◆ SUPPLIED DATA ◆
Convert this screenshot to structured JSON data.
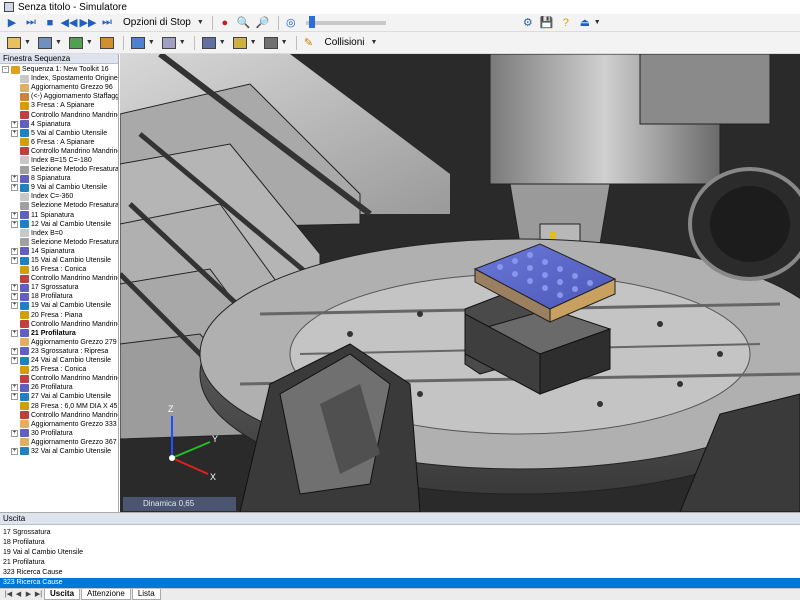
{
  "window": {
    "title": "Senza titolo - Simulatore"
  },
  "toolbar1": {
    "stop_options_label": "Opzioni di Stop",
    "slider_value_fraction": 0.05
  },
  "toolbar2": {
    "collisions_label": "Collisioni"
  },
  "sequence_panel": {
    "title": "Finestra Sequenza",
    "rows": [
      {
        "label": "Sequenza 1: New Toolkit 16",
        "expander": "-",
        "icon": "folder-icon",
        "color": "#e0a020",
        "bold": false
      },
      {
        "label": "Index, Spostamento Origine (I",
        "expander": "",
        "icon": "index-icon",
        "color": "#c8c8c8",
        "bold": false
      },
      {
        "label": "Aggiornamento Grezzo 96",
        "expander": "",
        "icon": "stock-icon",
        "color": "#e0b060",
        "bold": false
      },
      {
        "label": "(<-) Aggiornamento Staffaggi",
        "expander": "",
        "icon": "fixture-icon",
        "color": "#d08040",
        "bold": false
      },
      {
        "label": "3 Fresa : A Spianare",
        "expander": "",
        "icon": "tool-icon",
        "color": "#d0a000",
        "bold": false
      },
      {
        "label": "Controllo Mandrino Mandrino",
        "expander": "",
        "icon": "spindle-icon",
        "color": "#c04040",
        "bold": false
      },
      {
        "label": "4 Spianatura",
        "expander": "+",
        "icon": "operation-icon",
        "color": "#6060c0",
        "bold": false
      },
      {
        "label": "5 Vai al Cambio Utensile",
        "expander": "+",
        "icon": "tool-change-icon",
        "color": "#2080c0",
        "bold": false
      },
      {
        "label": "6 Fresa : A Spianare",
        "expander": "",
        "icon": "tool-icon",
        "color": "#d0a000",
        "bold": false
      },
      {
        "label": "Controllo Mandrino Mandrino",
        "expander": "",
        "icon": "spindle-icon",
        "color": "#c04040",
        "bold": false
      },
      {
        "label": "Index B=15 C=-180",
        "expander": "",
        "icon": "index-icon",
        "color": "#c8c8c8",
        "bold": false
      },
      {
        "label": "Selezione Metodo Fresatura:",
        "expander": "",
        "icon": "method-icon",
        "color": "#a0a0a0",
        "bold": false
      },
      {
        "label": "8 Spianatura",
        "expander": "+",
        "icon": "operation-icon",
        "color": "#6060c0",
        "bold": false
      },
      {
        "label": "9 Vai al Cambio Utensile",
        "expander": "+",
        "icon": "tool-change-icon",
        "color": "#2080c0",
        "bold": false
      },
      {
        "label": "Index C=-360",
        "expander": "",
        "icon": "index-icon",
        "color": "#c8c8c8",
        "bold": false
      },
      {
        "label": "Selezione Metodo Fresatura:",
        "expander": "",
        "icon": "method-icon",
        "color": "#a0a0a0",
        "bold": false
      },
      {
        "label": "11 Spianatura",
        "expander": "+",
        "icon": "operation-icon",
        "color": "#6060c0",
        "bold": false
      },
      {
        "label": "12 Vai al Cambio Utensile",
        "expander": "+",
        "icon": "tool-change-icon",
        "color": "#2080c0",
        "bold": false
      },
      {
        "label": "Index B=0",
        "expander": "",
        "icon": "index-icon",
        "color": "#c8c8c8",
        "bold": false
      },
      {
        "label": "Selezione Metodo Fresatura:",
        "expander": "",
        "icon": "method-icon",
        "color": "#a0a0a0",
        "bold": false
      },
      {
        "label": "14 Spianatura",
        "expander": "+",
        "icon": "operation-icon",
        "color": "#6060c0",
        "bold": false
      },
      {
        "label": "15 Vai al Cambio Utensile",
        "expander": "+",
        "icon": "tool-change-icon",
        "color": "#2080c0",
        "bold": false
      },
      {
        "label": "16 Fresa : Conica",
        "expander": "",
        "icon": "tool-icon",
        "color": "#d0a000",
        "bold": false
      },
      {
        "label": "Controllo Mandrino Mandrino",
        "expander": "",
        "icon": "spindle-icon",
        "color": "#c04040",
        "bold": false
      },
      {
        "label": "17 Sgrossatura",
        "expander": "+",
        "icon": "operation-icon",
        "color": "#6060c0",
        "bold": false
      },
      {
        "label": "18 Profilatura",
        "expander": "+",
        "icon": "operation-icon",
        "color": "#6060c0",
        "bold": false
      },
      {
        "label": "19 Vai al Cambio Utensile",
        "expander": "+",
        "icon": "tool-change-icon",
        "color": "#2080c0",
        "bold": false
      },
      {
        "label": "20 Fresa : Piana",
        "expander": "",
        "icon": "tool-icon",
        "color": "#d0a000",
        "bold": false
      },
      {
        "label": "Controllo Mandrino Mandrino",
        "expander": "",
        "icon": "spindle-icon",
        "color": "#c04040",
        "bold": false
      },
      {
        "label": "21 Profilatura",
        "expander": "+",
        "icon": "operation-icon",
        "color": "#6060c0",
        "bold": true
      },
      {
        "label": "Aggiornamento Grezzo 279",
        "expander": "",
        "icon": "stock-icon",
        "color": "#e0b060",
        "bold": false
      },
      {
        "label": "23 Sgrossatura : Ripresa",
        "expander": "+",
        "icon": "operation-icon",
        "color": "#6060c0",
        "bold": false
      },
      {
        "label": "24 Vai al Cambio Utensile",
        "expander": "+",
        "icon": "tool-change-icon",
        "color": "#2080c0",
        "bold": false
      },
      {
        "label": "25 Fresa : Conica",
        "expander": "",
        "icon": "tool-icon",
        "color": "#d0a000",
        "bold": false
      },
      {
        "label": "Controllo Mandrino Mandrino",
        "expander": "",
        "icon": "spindle-icon",
        "color": "#c04040",
        "bold": false
      },
      {
        "label": "26 Profilatura",
        "expander": "+",
        "icon": "operation-icon",
        "color": "#6060c0",
        "bold": false
      },
      {
        "label": "27 Vai al Cambio Utensile",
        "expander": "+",
        "icon": "tool-change-icon",
        "color": "#2080c0",
        "bold": false
      },
      {
        "label": "28 Fresa : 6,0 MM DIA X 45 D",
        "expander": "",
        "icon": "tool-icon",
        "color": "#d0a000",
        "bold": false
      },
      {
        "label": "Controllo Mandrino Mandrino",
        "expander": "",
        "icon": "spindle-icon",
        "color": "#c04040",
        "bold": false
      },
      {
        "label": "Aggiornamento Grezzo 333",
        "expander": "",
        "icon": "stock-icon",
        "color": "#e0b060",
        "bold": false
      },
      {
        "label": "30 Profilatura",
        "expander": "+",
        "icon": "operation-icon",
        "color": "#6060c0",
        "bold": false
      },
      {
        "label": "Aggiornamento Grezzo 367",
        "expander": "",
        "icon": "stock-icon",
        "color": "#e0b060",
        "bold": false
      },
      {
        "label": "32 Vai al Cambio Utensile",
        "expander": "+",
        "icon": "tool-change-icon",
        "color": "#2080c0",
        "bold": false
      }
    ]
  },
  "viewport": {
    "dynamics_label": "Dinamica 0,65",
    "axes": {
      "z": "Z",
      "y": "Y",
      "x": "X"
    }
  },
  "output_panel": {
    "title": "Uscita",
    "lines": [
      {
        "text": "17 Sgrossatura",
        "selected": false
      },
      {
        "text": "18 Profilatura",
        "selected": false
      },
      {
        "text": "19 Vai al Cambio Utensile",
        "selected": false
      },
      {
        "text": "21 Profilatura",
        "selected": false
      },
      {
        "text": "323 Ricerca Cause",
        "selected": false
      },
      {
        "text": "323 Ricerca Cause",
        "selected": true
      }
    ]
  },
  "bottom_tabs": [
    {
      "label": "Uscita",
      "active": true
    },
    {
      "label": "Attenzione",
      "active": false
    },
    {
      "label": "Lista",
      "active": false
    }
  ]
}
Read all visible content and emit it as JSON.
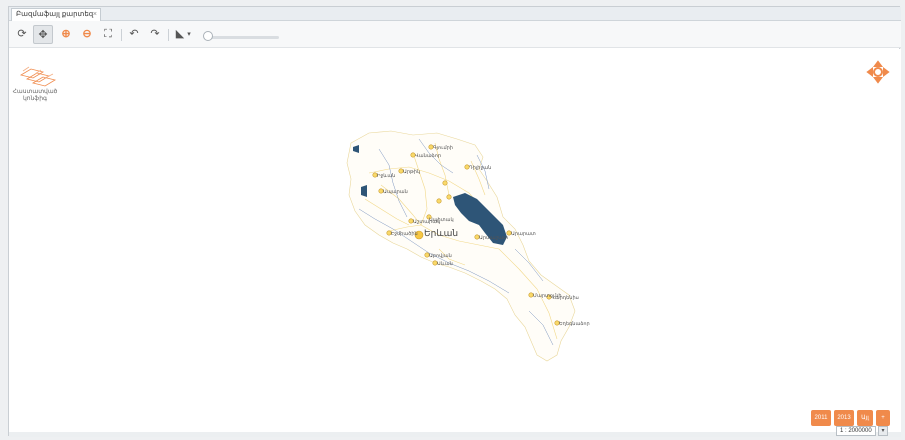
{
  "tab": {
    "title": "Բազմաֆայլ քարտեզ",
    "close": "×"
  },
  "toolbar": {
    "refresh": "⟳",
    "pan": "✥",
    "zoom_in": "⊕",
    "zoom_out": "⊖",
    "full_extent": "⛶",
    "undo": "↶",
    "redo": "↷",
    "measure": "◣",
    "measure_drop": "▾"
  },
  "legend": {
    "label": "Հաստատված կոնֆիգ"
  },
  "map": {
    "capital": "Երևան",
    "cities": [
      "Գյումրի",
      "Վանաձոր",
      "Դիլիջան",
      "Իջևան",
      "Արթիկ",
      "Ապարան",
      "Սպիտակ",
      "Աշտարակ",
      "Էջմիածին",
      "Աբովյան",
      "Սևան",
      "Արտաշատ",
      "Արարատ",
      "Մարտունի",
      "Վարդենիս",
      "Եղեգնաձոր",
      "Սիսիան",
      "Գորիս",
      "Կապան"
    ],
    "colors": {
      "lake": "#2e5577",
      "river": "#7d96c0",
      "road": "#f2d98a",
      "city": "#e8b33a"
    }
  },
  "zoom_buttons": [
    "2011",
    "2013",
    "Այլ",
    "+"
  ],
  "scale": {
    "value": "1 : 2000000",
    "dropdown": "▾"
  }
}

◆ DIRECTIONS ◆
Lines containing the string "Sgrossatura" are to be selected and copied.

◆ FINAL RESULT ◆
        "label": "17 Sgrossatura",
        "label": "23 Sgrossatura : Ripresa",
        "text": "17 Sgrossatura",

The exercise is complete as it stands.